__Written request__:
Every line below that mentions the word "desc" should be copied out.
══ Material supplied
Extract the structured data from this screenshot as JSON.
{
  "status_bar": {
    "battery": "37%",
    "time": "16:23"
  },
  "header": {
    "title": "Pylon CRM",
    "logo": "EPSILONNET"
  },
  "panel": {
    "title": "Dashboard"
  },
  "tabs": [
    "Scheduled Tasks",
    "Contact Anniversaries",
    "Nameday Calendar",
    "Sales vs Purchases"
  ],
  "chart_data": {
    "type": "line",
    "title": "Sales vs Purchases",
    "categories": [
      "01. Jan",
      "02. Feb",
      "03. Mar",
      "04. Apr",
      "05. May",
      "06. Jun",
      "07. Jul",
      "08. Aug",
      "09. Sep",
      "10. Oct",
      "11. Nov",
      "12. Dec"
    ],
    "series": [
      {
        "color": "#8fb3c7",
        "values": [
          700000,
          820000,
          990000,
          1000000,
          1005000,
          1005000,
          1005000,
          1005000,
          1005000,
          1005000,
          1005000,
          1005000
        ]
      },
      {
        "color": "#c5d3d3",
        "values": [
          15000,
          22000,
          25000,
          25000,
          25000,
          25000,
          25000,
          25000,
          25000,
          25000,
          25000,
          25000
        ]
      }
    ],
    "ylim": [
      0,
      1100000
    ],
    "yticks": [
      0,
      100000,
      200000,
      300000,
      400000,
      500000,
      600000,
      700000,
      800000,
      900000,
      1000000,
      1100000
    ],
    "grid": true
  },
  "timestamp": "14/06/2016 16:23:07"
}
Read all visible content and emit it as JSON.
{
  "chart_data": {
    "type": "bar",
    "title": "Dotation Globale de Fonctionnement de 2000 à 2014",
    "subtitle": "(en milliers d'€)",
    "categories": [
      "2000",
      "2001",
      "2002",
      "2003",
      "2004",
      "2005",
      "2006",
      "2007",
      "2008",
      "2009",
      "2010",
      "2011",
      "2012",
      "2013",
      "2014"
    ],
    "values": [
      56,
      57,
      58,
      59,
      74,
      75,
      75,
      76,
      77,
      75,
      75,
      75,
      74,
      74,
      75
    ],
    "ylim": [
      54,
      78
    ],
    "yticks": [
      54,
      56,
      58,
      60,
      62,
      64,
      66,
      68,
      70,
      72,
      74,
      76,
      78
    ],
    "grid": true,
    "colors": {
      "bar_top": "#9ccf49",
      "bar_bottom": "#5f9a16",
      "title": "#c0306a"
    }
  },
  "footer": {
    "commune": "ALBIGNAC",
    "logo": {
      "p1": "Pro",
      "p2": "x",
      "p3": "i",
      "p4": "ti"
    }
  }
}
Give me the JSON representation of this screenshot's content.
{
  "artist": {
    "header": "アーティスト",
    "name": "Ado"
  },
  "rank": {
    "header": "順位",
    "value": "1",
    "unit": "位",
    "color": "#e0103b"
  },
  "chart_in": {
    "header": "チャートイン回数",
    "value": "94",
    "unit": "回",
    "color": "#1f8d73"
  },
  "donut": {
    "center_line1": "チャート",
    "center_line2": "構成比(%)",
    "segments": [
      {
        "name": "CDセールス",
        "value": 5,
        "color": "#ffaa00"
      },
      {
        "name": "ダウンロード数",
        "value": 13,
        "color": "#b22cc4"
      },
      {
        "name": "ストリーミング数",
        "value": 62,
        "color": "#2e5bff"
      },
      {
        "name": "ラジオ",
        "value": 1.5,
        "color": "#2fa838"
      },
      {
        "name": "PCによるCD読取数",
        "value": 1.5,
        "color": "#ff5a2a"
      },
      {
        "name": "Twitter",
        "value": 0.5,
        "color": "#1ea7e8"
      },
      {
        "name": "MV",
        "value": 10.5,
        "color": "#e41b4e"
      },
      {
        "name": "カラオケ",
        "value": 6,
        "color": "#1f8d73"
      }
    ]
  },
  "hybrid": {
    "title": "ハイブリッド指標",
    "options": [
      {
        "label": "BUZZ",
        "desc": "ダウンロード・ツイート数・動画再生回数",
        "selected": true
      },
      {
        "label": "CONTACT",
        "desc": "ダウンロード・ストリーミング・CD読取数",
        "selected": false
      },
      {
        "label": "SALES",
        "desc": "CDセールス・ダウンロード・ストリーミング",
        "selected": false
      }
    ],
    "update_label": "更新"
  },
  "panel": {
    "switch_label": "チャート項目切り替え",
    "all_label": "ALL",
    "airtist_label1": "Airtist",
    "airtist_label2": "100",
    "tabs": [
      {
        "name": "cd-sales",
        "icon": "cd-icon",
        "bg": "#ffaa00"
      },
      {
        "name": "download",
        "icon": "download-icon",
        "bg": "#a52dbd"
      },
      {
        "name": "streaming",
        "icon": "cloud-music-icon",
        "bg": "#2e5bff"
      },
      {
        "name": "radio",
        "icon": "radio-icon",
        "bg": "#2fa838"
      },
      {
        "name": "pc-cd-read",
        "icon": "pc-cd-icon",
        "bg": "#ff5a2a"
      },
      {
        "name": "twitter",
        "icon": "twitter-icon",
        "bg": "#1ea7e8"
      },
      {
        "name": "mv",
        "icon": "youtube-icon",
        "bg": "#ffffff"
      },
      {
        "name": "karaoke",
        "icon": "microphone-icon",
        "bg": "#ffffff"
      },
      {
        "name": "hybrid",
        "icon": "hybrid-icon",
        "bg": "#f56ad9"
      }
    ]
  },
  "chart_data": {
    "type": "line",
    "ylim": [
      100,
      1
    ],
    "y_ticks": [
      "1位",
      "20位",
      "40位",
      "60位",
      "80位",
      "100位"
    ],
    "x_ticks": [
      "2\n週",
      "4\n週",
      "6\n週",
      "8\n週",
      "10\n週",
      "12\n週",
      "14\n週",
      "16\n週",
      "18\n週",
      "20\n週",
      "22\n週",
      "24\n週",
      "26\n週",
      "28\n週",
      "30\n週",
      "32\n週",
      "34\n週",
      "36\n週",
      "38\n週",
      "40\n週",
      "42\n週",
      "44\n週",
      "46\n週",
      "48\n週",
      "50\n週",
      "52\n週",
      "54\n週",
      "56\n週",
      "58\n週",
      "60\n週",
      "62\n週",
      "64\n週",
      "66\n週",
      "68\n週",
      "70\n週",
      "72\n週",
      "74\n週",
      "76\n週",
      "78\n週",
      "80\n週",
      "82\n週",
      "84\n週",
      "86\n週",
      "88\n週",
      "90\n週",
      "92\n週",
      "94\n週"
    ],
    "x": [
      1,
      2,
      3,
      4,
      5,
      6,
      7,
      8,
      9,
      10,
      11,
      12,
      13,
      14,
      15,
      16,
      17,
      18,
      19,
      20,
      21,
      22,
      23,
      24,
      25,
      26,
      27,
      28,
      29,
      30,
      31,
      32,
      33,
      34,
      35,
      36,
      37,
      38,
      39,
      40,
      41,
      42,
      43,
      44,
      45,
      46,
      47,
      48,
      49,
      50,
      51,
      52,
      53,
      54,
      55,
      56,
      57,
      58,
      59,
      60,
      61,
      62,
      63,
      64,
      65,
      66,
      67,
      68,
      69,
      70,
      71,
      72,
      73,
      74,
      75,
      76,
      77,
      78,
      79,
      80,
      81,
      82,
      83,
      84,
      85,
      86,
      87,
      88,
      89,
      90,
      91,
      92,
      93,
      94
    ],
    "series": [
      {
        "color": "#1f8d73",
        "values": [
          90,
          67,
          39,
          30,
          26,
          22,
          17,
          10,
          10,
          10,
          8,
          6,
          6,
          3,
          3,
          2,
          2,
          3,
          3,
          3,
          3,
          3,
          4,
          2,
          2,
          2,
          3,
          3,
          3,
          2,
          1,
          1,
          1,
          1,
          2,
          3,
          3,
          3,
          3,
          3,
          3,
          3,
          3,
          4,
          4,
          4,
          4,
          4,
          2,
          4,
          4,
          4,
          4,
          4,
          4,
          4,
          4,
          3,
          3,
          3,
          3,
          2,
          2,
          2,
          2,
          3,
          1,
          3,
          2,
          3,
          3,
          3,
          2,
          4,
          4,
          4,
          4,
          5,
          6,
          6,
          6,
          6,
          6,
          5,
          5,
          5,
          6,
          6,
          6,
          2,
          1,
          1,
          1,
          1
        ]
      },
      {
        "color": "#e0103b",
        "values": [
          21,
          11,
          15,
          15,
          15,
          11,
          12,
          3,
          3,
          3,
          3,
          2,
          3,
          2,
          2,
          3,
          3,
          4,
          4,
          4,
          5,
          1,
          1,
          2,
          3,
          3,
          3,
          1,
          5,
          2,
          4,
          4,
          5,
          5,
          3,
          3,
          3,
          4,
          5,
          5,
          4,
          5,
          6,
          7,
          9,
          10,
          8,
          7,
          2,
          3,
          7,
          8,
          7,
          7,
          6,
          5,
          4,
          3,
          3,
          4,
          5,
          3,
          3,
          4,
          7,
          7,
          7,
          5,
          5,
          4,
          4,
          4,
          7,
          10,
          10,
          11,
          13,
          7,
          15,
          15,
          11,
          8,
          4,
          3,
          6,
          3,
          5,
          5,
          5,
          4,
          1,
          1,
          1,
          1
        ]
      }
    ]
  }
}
════
__Task output__:
        "desc": "ダウンロード・ツイート数・動画再生回数",
        "desc": "ダウンロード・ストリーミング・CD読取数",
        "desc": "CDセールス・ダウンロード・ストリーミング",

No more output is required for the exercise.